■ **Objective**: Omit the pictures and output every entry below exactly as written.

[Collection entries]
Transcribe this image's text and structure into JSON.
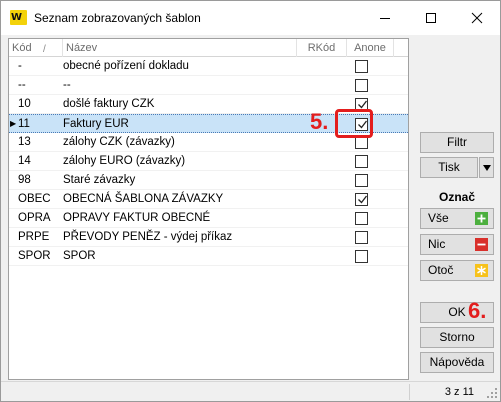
{
  "window": {
    "title": "Seznam zobrazovaných šablon",
    "app_icon_text": "W"
  },
  "table": {
    "columns": [
      "Kód",
      "Název",
      "RKód",
      "Anone"
    ],
    "sort_indicator": "/",
    "current_row_marker": "▶",
    "rows": [
      {
        "kod": "-",
        "nazev": "obecné pořízení dokladu",
        "rkod": "",
        "anone": false,
        "selected": false
      },
      {
        "kod": "--",
        "nazev": "--",
        "rkod": "",
        "anone": false,
        "selected": false
      },
      {
        "kod": "10",
        "nazev": "došlé faktury CZK",
        "rkod": "",
        "anone": true,
        "selected": false
      },
      {
        "kod": "11",
        "nazev": "Faktury EUR",
        "rkod": "",
        "anone": true,
        "selected": true
      },
      {
        "kod": "13",
        "nazev": "zálohy CZK (závazky)",
        "rkod": "",
        "anone": false,
        "selected": false
      },
      {
        "kod": "14",
        "nazev": "zálohy EURO (závazky)",
        "rkod": "",
        "anone": false,
        "selected": false
      },
      {
        "kod": "98",
        "nazev": "Staré závazky",
        "rkod": "",
        "anone": false,
        "selected": false
      },
      {
        "kod": "OBEC",
        "nazev": "OBECNÁ ŠABLONA ZÁVAZKY",
        "rkod": "",
        "anone": true,
        "selected": false
      },
      {
        "kod": "OPRA",
        "nazev": "OPRAVY FAKTUR OBECNÉ",
        "rkod": "",
        "anone": false,
        "selected": false
      },
      {
        "kod": "PRPE",
        "nazev": "PŘEVODY PENĚZ - výdej příkaz",
        "rkod": "",
        "anone": false,
        "selected": false
      },
      {
        "kod": "SPOR",
        "nazev": "SPOR",
        "rkod": "",
        "anone": false,
        "selected": false
      }
    ]
  },
  "annotations": {
    "step5": "5.",
    "step6": "6."
  },
  "side_panel": {
    "filtr": "Filtr",
    "tisk": "Tisk",
    "oznac": "Označ",
    "vse": "Vše",
    "nic": "Nic",
    "otoc": "Otoč",
    "ok": "OK",
    "storno": "Storno",
    "napoveda": "Nápověda"
  },
  "status": {
    "record_position": "3 z 11"
  },
  "colors": {
    "selection": "#c9e3f8",
    "annotation_red": "#e31d1d",
    "plus_green": "#4caf3e",
    "minus_red": "#d9302b",
    "star_yellow": "#f7c21b",
    "app_icon_yellow": "#f3d20a"
  }
}
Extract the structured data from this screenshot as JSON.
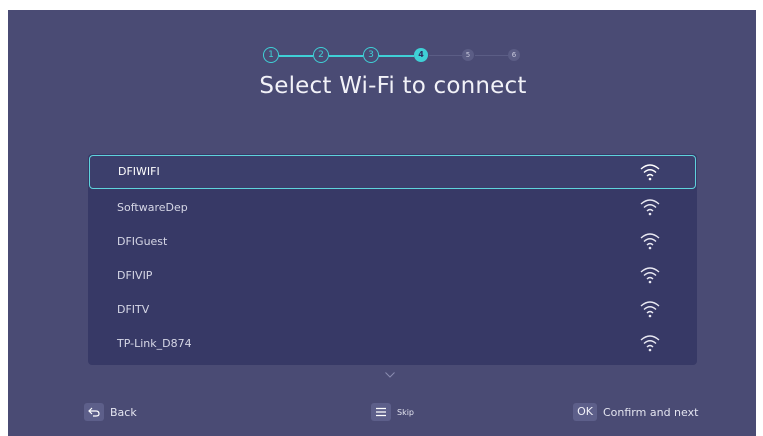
{
  "stepper": {
    "steps": [
      {
        "label": "1",
        "state": "done"
      },
      {
        "label": "2",
        "state": "done"
      },
      {
        "label": "3",
        "state": "done"
      },
      {
        "label": "4",
        "state": "current"
      },
      {
        "label": "5",
        "state": "future"
      },
      {
        "label": "6",
        "state": "future"
      }
    ],
    "accent_color": "#3fd0d6"
  },
  "title": "Select Wi-Fi to connect",
  "networks": [
    {
      "name": "DFIWIFI",
      "selected": true,
      "icon": "wifi-icon"
    },
    {
      "name": "SoftwareDep",
      "selected": false,
      "icon": "wifi-icon"
    },
    {
      "name": "DFIGuest",
      "selected": false,
      "icon": "wifi-icon"
    },
    {
      "name": "DFIVIP",
      "selected": false,
      "icon": "wifi-icon"
    },
    {
      "name": "DFITV",
      "selected": false,
      "icon": "wifi-icon"
    },
    {
      "name": "TP-Link_D874",
      "selected": false,
      "icon": "wifi-icon"
    }
  ],
  "footer": {
    "back": {
      "key_icon": "back-arrow-icon",
      "label": "Back"
    },
    "skip": {
      "key_icon": "menu-icon",
      "label": "Skip"
    },
    "confirm": {
      "key": "OK",
      "label": "Confirm and next"
    }
  },
  "colors": {
    "background": "#4a4b74",
    "list_background": "#373966",
    "selection_border": "#5fd3dc"
  }
}
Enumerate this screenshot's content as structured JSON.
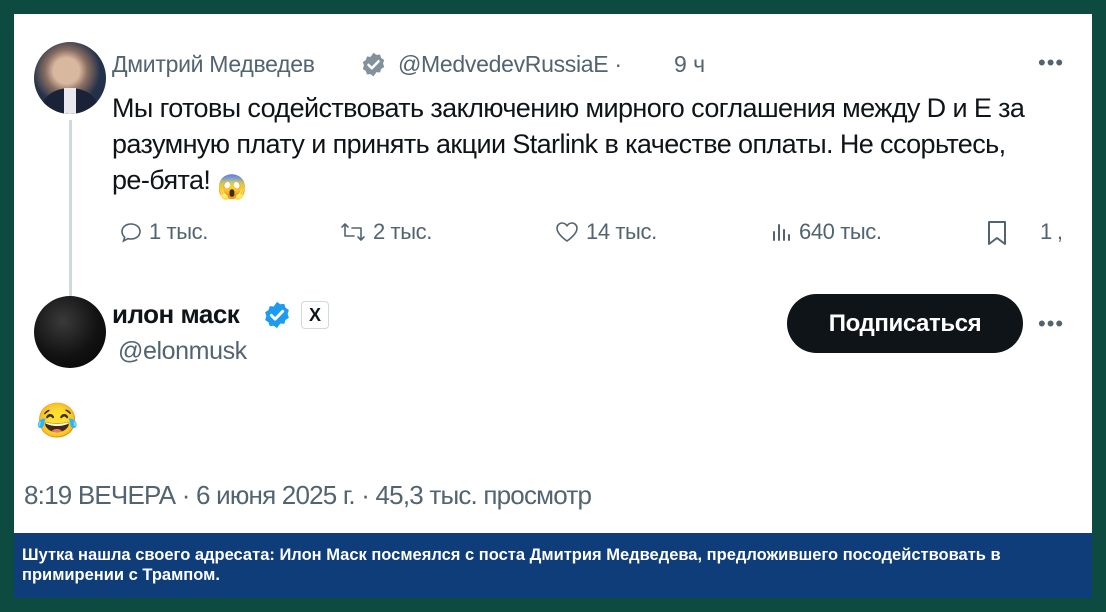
{
  "tweet": {
    "author_name": "Дмитрий Медведев",
    "author_handle": "@MedvedevRussiaE ·",
    "time": "9 ч",
    "text": "Мы готовы содействовать заключению мирного соглашения между D и E за разумную плату и принять акции Starlink в качестве оплаты. Не ссорьтесь, ре-бята!",
    "emoji": "😱",
    "actions": {
      "replies": "1 тыс.",
      "retweets": "2 тыс.",
      "likes": "14 тыс.",
      "views": "640 тыс.",
      "bookmarks": "1"
    }
  },
  "reply": {
    "author_name": "илон маск",
    "author_handle": "@elonmusk",
    "x_badge": "X",
    "follow_label": "Подписаться",
    "emoji": "😂",
    "meta": "8:19 ВЕЧЕРА · 6 июня 2025 г. · 45,3 тыс. просмотр"
  },
  "caption": "Шутка нашла своего адресата: Илон Маск посмеялся с поста Дмитрия Медведева, предложившего посодействовать в примирении с Трампом.",
  "colors": {
    "frame": "#0d4a3f",
    "caption_bg": "#0e3d7a",
    "verified": "#1d9bf0",
    "follow_bg": "#0f1419"
  }
}
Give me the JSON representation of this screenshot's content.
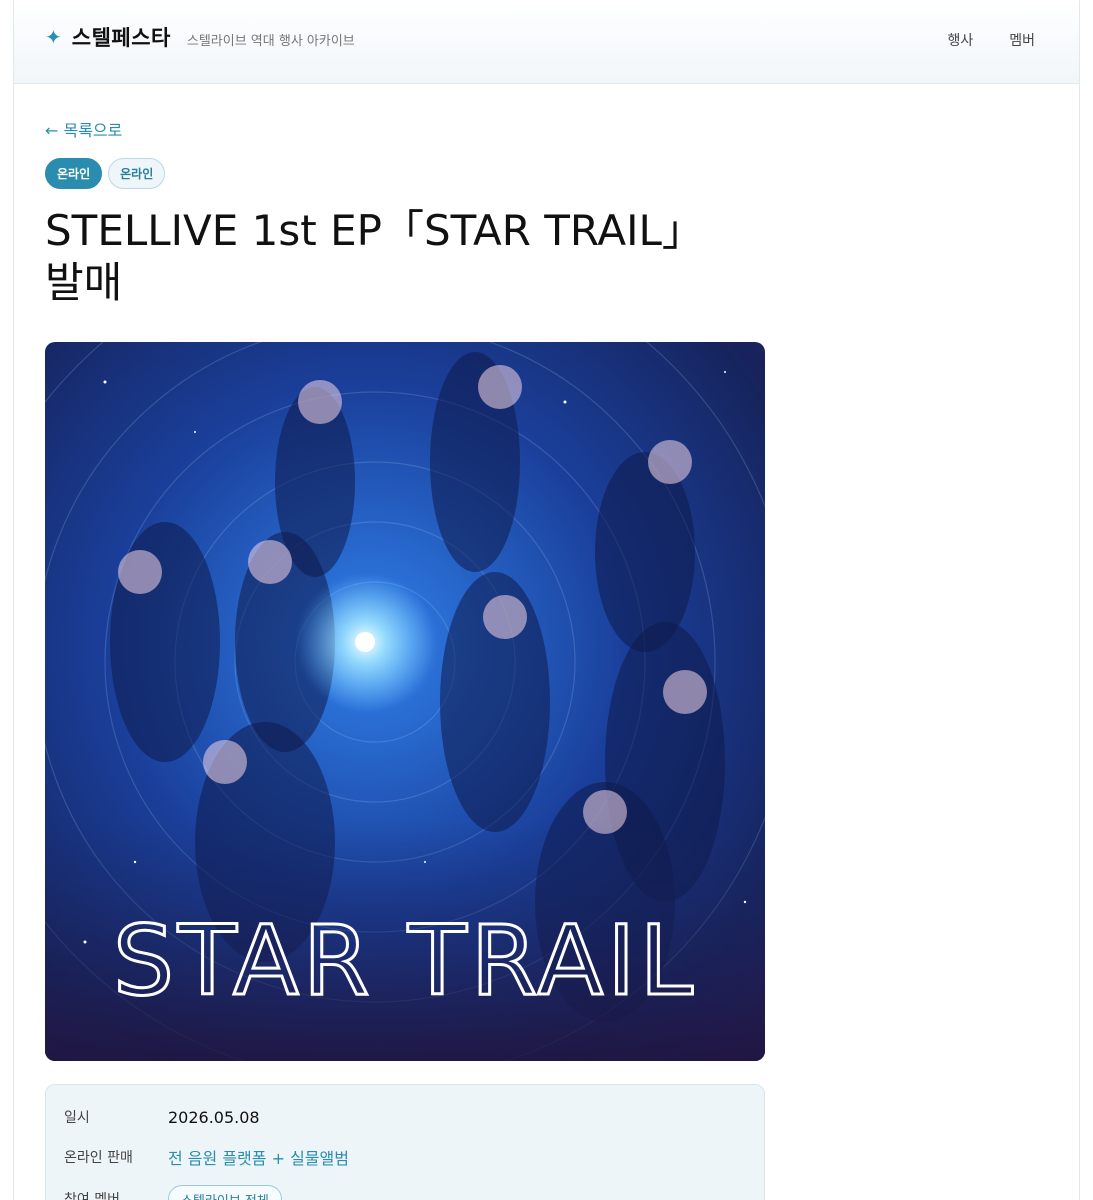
{
  "header": {
    "brand_icon": "sparkle-icon",
    "brand_name": "스텔페스타",
    "brand_subtitle": "스텔라이브 역대 행사 아카이브",
    "nav": [
      {
        "label": "행사"
      },
      {
        "label": "멤버"
      }
    ]
  },
  "back_link": "← 목록으로",
  "tags": [
    {
      "label": "온라인",
      "style": "primary"
    },
    {
      "label": "온라인",
      "style": "secondary"
    }
  ],
  "title_line1": "STELLIVE 1st EP「STAR TRAIL」",
  "title_line2": "발매",
  "cover": {
    "logo_text": "STAR TRAIL"
  },
  "info": {
    "rows": [
      {
        "label": "일시",
        "value": "2026.05.08"
      },
      {
        "label": "온라인 판매",
        "value": "전 음원 플랫폼 + 실물앨범"
      },
      {
        "label": "참여 멤버",
        "value": "스텔라이브 전체"
      }
    ]
  },
  "colors": {
    "accent": "#2a8db0",
    "tag_secondary_bg": "#eef6fa",
    "info_bg": "#eef5f9"
  }
}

■ **Result for this exercise**:
Transcribe this image's text and structure into JSON.
{
  "window": {
    "title": "Seznam zobrazovaných šablon",
    "app_icon_text": "W"
  },
  "table": {
    "columns": [
      "Kód",
      "Název",
      "RKód",
      "Anone"
    ],
    "sort_indicator": "/",
    "current_row_marker": "▶",
    "rows": [
      {
        "kod": "-",
        "nazev": "obecné pořízení dokladu",
        "rkod": "",
        "anone": false,
        "selected": false
      },
      {
        "kod": "--",
        "nazev": "--",
        "rkod": "",
        "anone": false,
        "selected": false
      },
      {
        "kod": "10",
        "nazev": "došlé faktury CZK",
        "rkod": "",
        "anone": true,
        "selected": false
      },
      {
        "kod": "11",
        "nazev": "Faktury EUR",
        "rkod": "",
        "anone": true,
        "selected": true
      },
      {
        "kod": "13",
        "nazev": "zálohy CZK (závazky)",
        "rkod": "",
        "anone": false,
        "selected": false
      },
      {
        "kod": "14",
        "nazev": "zálohy EURO (závazky)",
        "rkod": "",
        "anone": false,
        "selected": false
      },
      {
        "kod": "98",
        "nazev": "Staré závazky",
        "rkod": "",
        "anone": false,
        "selected": false
      },
      {
        "kod": "OBEC",
        "nazev": "OBECNÁ ŠABLONA ZÁVAZKY",
        "rkod": "",
        "anone": true,
        "selected": false
      },
      {
        "kod": "OPRA",
        "nazev": "OPRAVY FAKTUR OBECNÉ",
        "rkod": "",
        "anone": false,
        "selected": false
      },
      {
        "kod": "PRPE",
        "nazev": "PŘEVODY PENĚZ - výdej příkaz",
        "rkod": "",
        "anone": false,
        "selected": false
      },
      {
        "kod": "SPOR",
        "nazev": "SPOR",
        "rkod": "",
        "anone": false,
        "selected": false
      }
    ]
  },
  "annotations": {
    "step5": "5.",
    "step6": "6."
  },
  "side_panel": {
    "filtr": "Filtr",
    "tisk": "Tisk",
    "oznac": "Označ",
    "vse": "Vše",
    "nic": "Nic",
    "otoc": "Otoč",
    "ok": "OK",
    "storno": "Storno",
    "napoveda": "Nápověda"
  },
  "status": {
    "record_position": "3 z 11"
  },
  "colors": {
    "selection": "#c9e3f8",
    "annotation_red": "#e31d1d",
    "plus_green": "#4caf3e",
    "minus_red": "#d9302b",
    "star_yellow": "#f7c21b",
    "app_icon_yellow": "#f3d20a"
  }
}
Extract the structured data from this screenshot as JSON.
{
  "stepper": {
    "steps": [
      {
        "label": "1",
        "state": "done"
      },
      {
        "label": "2",
        "state": "done"
      },
      {
        "label": "3",
        "state": "done"
      },
      {
        "label": "4",
        "state": "current"
      },
      {
        "label": "5",
        "state": "future"
      },
      {
        "label": "6",
        "state": "future"
      }
    ],
    "accent_color": "#3fd0d6"
  },
  "title": "Select Wi-Fi to connect",
  "networks": [
    {
      "name": "DFIWIFI",
      "selected": true,
      "icon": "wifi-icon"
    },
    {
      "name": "SoftwareDep",
      "selected": false,
      "icon": "wifi-icon"
    },
    {
      "name": "DFIGuest",
      "selected": false,
      "icon": "wifi-icon"
    },
    {
      "name": "DFIVIP",
      "selected": false,
      "icon": "wifi-icon"
    },
    {
      "name": "DFITV",
      "selected": false,
      "icon": "wifi-icon"
    },
    {
      "name": "TP-Link_D874",
      "selected": false,
      "icon": "wifi-icon"
    }
  ],
  "footer": {
    "back": {
      "key_icon": "back-arrow-icon",
      "label": "Back"
    },
    "skip": {
      "key_icon": "menu-icon",
      "label": "Skip"
    },
    "confirm": {
      "key": "OK",
      "label": "Confirm and next"
    }
  },
  "colors": {
    "background": "#4a4b74",
    "list_background": "#373966",
    "selection_border": "#5fd3dc"
  }
}
Enumerate this screenshot's content as structured JSON.
{
  "tweet": {
    "author_name": "Дмитрий Медведев",
    "author_handle": "@MedvedevRussiaE ·",
    "time": "9 ч",
    "text": "Мы готовы содействовать заключению мирного соглашения между D и E за разумную плату и принять акции Starlink в качестве оплаты. Не ссорьтесь, ре-бята!",
    "emoji": "😱",
    "actions": {
      "replies": "1 тыс.",
      "retweets": "2 тыс.",
      "likes": "14 тыс.",
      "views": "640 тыс.",
      "bookmarks": "1"
    }
  },
  "reply": {
    "author_name": "илон маск",
    "author_handle": "@elonmusk",
    "x_badge": "X",
    "follow_label": "Подписаться",
    "emoji": "😂",
    "meta": "8:19 ВЕЧЕРА · 6 июня 2025 г. · 45,3 тыс. просмотр"
  },
  "caption": "Шутка нашла своего адресата: Илон Маск посмеялся с поста Дмитрия Медведева, предложившего посодействовать в примирении с Трампом.",
  "colors": {
    "frame": "#0d4a3f",
    "caption_bg": "#0e3d7a",
    "verified": "#1d9bf0",
    "follow_bg": "#0f1419"
  }
}
Give me the JSON representation of this screenshot's content.
{
  "header": {
    "brand_icon": "sparkle-icon",
    "brand_name": "스텔페스타",
    "brand_subtitle": "스텔라이브 역대 행사 아카이브",
    "nav": [
      {
        "label": "행사"
      },
      {
        "label": "멤버"
      }
    ]
  },
  "back_link": "← 목록으로",
  "tags": [
    {
      "label": "온라인",
      "style": "primary"
    },
    {
      "label": "온라인",
      "style": "secondary"
    }
  ],
  "title_line1": "STELLIVE 1st EP「STAR TRAIL」",
  "title_line2": "발매",
  "cover": {
    "logo_text": "STAR TRAIL"
  },
  "info": {
    "rows": [
      {
        "label": "일시",
        "value": "2026.05.08"
      },
      {
        "label": "온라인 판매",
        "value": "전 음원 플랫폼 + 실물앨범"
      },
      {
        "label": "참여 멤버",
        "value": "스텔라이브 전체"
      }
    ]
  },
  "colors": {
    "accent": "#2a8db0",
    "tag_secondary_bg": "#eef6fa",
    "info_bg": "#eef5f9"
  }
}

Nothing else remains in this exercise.